Short problem - Exclude the pictures and return every line exactly as written.

[Chart and figure data]
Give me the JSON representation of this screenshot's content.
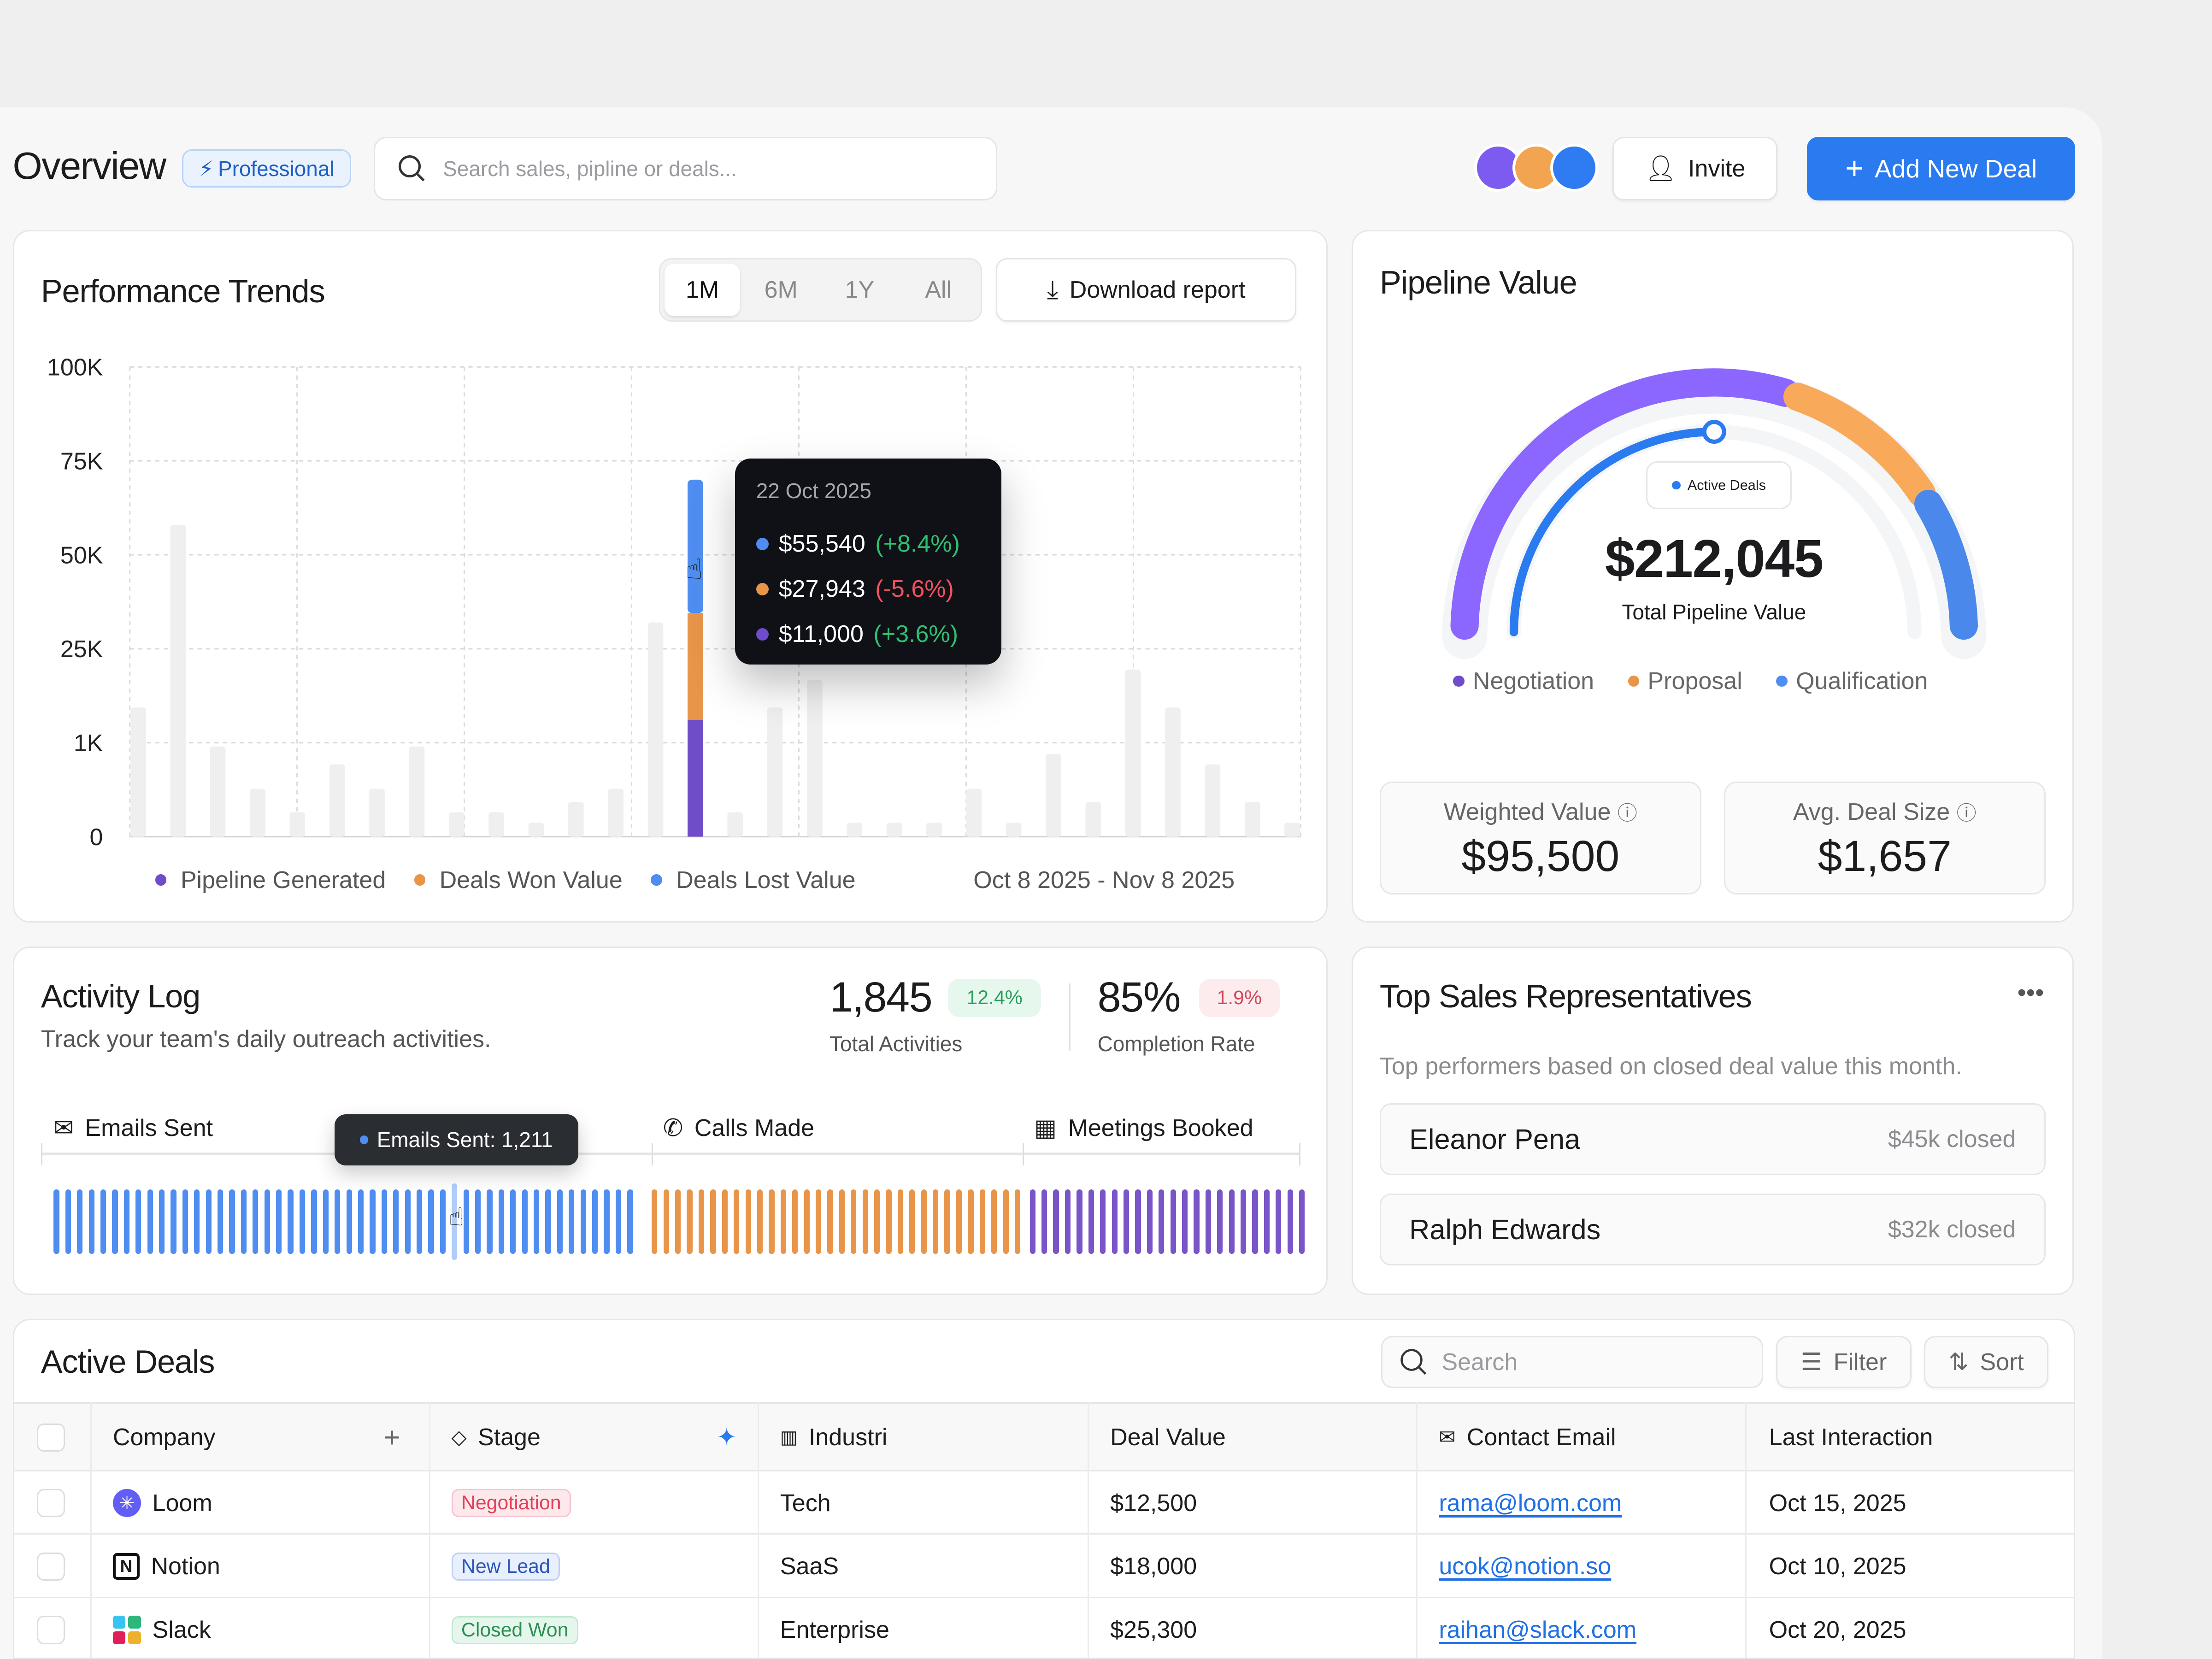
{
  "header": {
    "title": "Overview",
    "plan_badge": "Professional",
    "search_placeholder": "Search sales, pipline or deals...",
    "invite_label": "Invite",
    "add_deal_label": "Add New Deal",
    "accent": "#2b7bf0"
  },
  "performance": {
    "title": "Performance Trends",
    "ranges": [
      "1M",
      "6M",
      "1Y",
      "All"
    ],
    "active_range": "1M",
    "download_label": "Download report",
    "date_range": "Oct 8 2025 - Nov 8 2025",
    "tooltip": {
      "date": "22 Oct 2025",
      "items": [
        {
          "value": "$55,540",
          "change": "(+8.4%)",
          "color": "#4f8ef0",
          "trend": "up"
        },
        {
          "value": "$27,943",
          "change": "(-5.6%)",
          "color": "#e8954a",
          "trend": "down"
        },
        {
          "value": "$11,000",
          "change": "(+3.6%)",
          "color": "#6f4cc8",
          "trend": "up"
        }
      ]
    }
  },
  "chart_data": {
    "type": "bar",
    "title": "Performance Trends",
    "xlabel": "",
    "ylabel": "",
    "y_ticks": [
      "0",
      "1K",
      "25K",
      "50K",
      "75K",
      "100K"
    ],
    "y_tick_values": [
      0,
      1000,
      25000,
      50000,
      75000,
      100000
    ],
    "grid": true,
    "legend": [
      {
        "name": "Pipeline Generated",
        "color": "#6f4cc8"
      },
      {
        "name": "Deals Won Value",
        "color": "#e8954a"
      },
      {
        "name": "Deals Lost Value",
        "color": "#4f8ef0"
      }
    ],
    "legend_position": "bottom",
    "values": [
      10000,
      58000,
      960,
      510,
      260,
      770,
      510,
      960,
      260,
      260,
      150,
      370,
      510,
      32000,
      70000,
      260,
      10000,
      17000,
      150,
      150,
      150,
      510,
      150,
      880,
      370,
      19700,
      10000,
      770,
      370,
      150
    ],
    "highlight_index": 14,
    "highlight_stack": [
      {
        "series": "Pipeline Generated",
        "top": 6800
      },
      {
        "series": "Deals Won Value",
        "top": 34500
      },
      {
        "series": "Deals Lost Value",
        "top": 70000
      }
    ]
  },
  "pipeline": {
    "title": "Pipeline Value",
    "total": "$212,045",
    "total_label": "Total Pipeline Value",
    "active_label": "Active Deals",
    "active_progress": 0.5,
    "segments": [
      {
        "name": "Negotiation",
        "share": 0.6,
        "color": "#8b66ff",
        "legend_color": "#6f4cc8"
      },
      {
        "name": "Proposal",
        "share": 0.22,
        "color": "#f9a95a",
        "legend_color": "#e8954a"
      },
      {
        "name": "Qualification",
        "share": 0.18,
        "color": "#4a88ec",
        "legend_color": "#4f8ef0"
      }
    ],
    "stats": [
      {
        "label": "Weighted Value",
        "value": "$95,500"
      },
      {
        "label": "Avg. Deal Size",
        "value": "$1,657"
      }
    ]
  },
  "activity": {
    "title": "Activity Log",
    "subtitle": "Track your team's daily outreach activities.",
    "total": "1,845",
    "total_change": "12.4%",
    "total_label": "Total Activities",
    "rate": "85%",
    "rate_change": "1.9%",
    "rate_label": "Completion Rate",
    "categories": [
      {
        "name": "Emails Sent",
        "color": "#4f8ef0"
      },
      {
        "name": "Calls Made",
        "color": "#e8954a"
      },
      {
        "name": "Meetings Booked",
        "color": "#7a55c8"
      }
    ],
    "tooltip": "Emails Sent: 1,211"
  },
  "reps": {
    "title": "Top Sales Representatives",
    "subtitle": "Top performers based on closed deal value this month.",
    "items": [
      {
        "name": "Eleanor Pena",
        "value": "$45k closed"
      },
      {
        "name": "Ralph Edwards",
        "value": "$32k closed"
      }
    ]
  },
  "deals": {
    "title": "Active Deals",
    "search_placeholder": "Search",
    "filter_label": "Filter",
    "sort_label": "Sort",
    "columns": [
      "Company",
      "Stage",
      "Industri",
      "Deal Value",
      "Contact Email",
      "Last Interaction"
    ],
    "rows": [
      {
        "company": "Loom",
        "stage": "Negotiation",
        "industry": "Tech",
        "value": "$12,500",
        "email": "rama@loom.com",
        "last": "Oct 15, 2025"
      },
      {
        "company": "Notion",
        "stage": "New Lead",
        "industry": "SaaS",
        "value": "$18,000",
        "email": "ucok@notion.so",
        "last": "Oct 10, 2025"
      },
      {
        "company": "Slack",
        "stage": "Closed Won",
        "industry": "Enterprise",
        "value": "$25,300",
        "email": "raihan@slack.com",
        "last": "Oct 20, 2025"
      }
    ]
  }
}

Complete response -
Give me the JSON representation of this screenshot's content.
{
  "header": {
    "title": "Overview",
    "plan_badge": "Professional",
    "search_placeholder": "Search sales, pipline or deals...",
    "invite_label": "Invite",
    "add_deal_label": "Add New Deal",
    "accent": "#2b7bf0"
  },
  "performance": {
    "title": "Performance Trends",
    "ranges": [
      "1M",
      "6M",
      "1Y",
      "All"
    ],
    "active_range": "1M",
    "download_label": "Download report",
    "date_range": "Oct 8 2025 - Nov 8 2025",
    "tooltip": {
      "date": "22 Oct 2025",
      "items": [
        {
          "value": "$55,540",
          "change": "(+8.4%)",
          "color": "#4f8ef0",
          "trend": "up"
        },
        {
          "value": "$27,943",
          "change": "(-5.6%)",
          "color": "#e8954a",
          "trend": "down"
        },
        {
          "value": "$11,000",
          "change": "(+3.6%)",
          "color": "#6f4cc8",
          "trend": "up"
        }
      ]
    }
  },
  "chart_data": {
    "type": "bar",
    "title": "Performance Trends",
    "xlabel": "",
    "ylabel": "",
    "y_ticks": [
      "0",
      "1K",
      "25K",
      "50K",
      "75K",
      "100K"
    ],
    "y_tick_values": [
      0,
      1000,
      25000,
      50000,
      75000,
      100000
    ],
    "grid": true,
    "legend": [
      {
        "name": "Pipeline Generated",
        "color": "#6f4cc8"
      },
      {
        "name": "Deals Won Value",
        "color": "#e8954a"
      },
      {
        "name": "Deals Lost Value",
        "color": "#4f8ef0"
      }
    ],
    "legend_position": "bottom",
    "values": [
      10000,
      58000,
      960,
      510,
      260,
      770,
      510,
      960,
      260,
      260,
      150,
      370,
      510,
      32000,
      70000,
      260,
      10000,
      17000,
      150,
      150,
      150,
      510,
      150,
      880,
      370,
      19700,
      10000,
      770,
      370,
      150
    ],
    "highlight_index": 14,
    "highlight_stack": [
      {
        "series": "Pipeline Generated",
        "top": 6800
      },
      {
        "series": "Deals Won Value",
        "top": 34500
      },
      {
        "series": "Deals Lost Value",
        "top": 70000
      }
    ]
  },
  "pipeline": {
    "title": "Pipeline Value",
    "total": "$212,045",
    "total_label": "Total Pipeline Value",
    "active_label": "Active Deals",
    "active_progress": 0.5,
    "segments": [
      {
        "name": "Negotiation",
        "share": 0.6,
        "color": "#8b66ff",
        "legend_color": "#6f4cc8"
      },
      {
        "name": "Proposal",
        "share": 0.22,
        "color": "#f9a95a",
        "legend_color": "#e8954a"
      },
      {
        "name": "Qualification",
        "share": 0.18,
        "color": "#4a88ec",
        "legend_color": "#4f8ef0"
      }
    ],
    "stats": [
      {
        "label": "Weighted Value",
        "value": "$95,500"
      },
      {
        "label": "Avg. Deal Size",
        "value": "$1,657"
      }
    ]
  },
  "activity": {
    "title": "Activity Log",
    "subtitle": "Track your team's daily outreach activities.",
    "total": "1,845",
    "total_change": "12.4%",
    "total_label": "Total Activities",
    "rate": "85%",
    "rate_change": "1.9%",
    "rate_label": "Completion Rate",
    "categories": [
      {
        "name": "Emails Sent",
        "color": "#4f8ef0"
      },
      {
        "name": "Calls Made",
        "color": "#e8954a"
      },
      {
        "name": "Meetings Booked",
        "color": "#7a55c8"
      }
    ],
    "tooltip": "Emails Sent: 1,211"
  },
  "reps": {
    "title": "Top Sales Representatives",
    "subtitle": "Top performers based on closed deal value this month.",
    "items": [
      {
        "name": "Eleanor Pena",
        "value": "$45k closed"
      },
      {
        "name": "Ralph Edwards",
        "value": "$32k closed"
      }
    ]
  },
  "deals": {
    "title": "Active Deals",
    "search_placeholder": "Search",
    "filter_label": "Filter",
    "sort_label": "Sort",
    "columns": [
      "Company",
      "Stage",
      "Industri",
      "Deal Value",
      "Contact Email",
      "Last Interaction"
    ],
    "rows": [
      {
        "company": "Loom",
        "stage": "Negotiation",
        "industry": "Tech",
        "value": "$12,500",
        "email": "rama@loom.com",
        "last": "Oct 15, 2025"
      },
      {
        "company": "Notion",
        "stage": "New Lead",
        "industry": "SaaS",
        "value": "$18,000",
        "email": "ucok@notion.so",
        "last": "Oct 10, 2025"
      },
      {
        "company": "Slack",
        "stage": "Closed Won",
        "industry": "Enterprise",
        "value": "$25,300",
        "email": "raihan@slack.com",
        "last": "Oct 20, 2025"
      }
    ]
  }
}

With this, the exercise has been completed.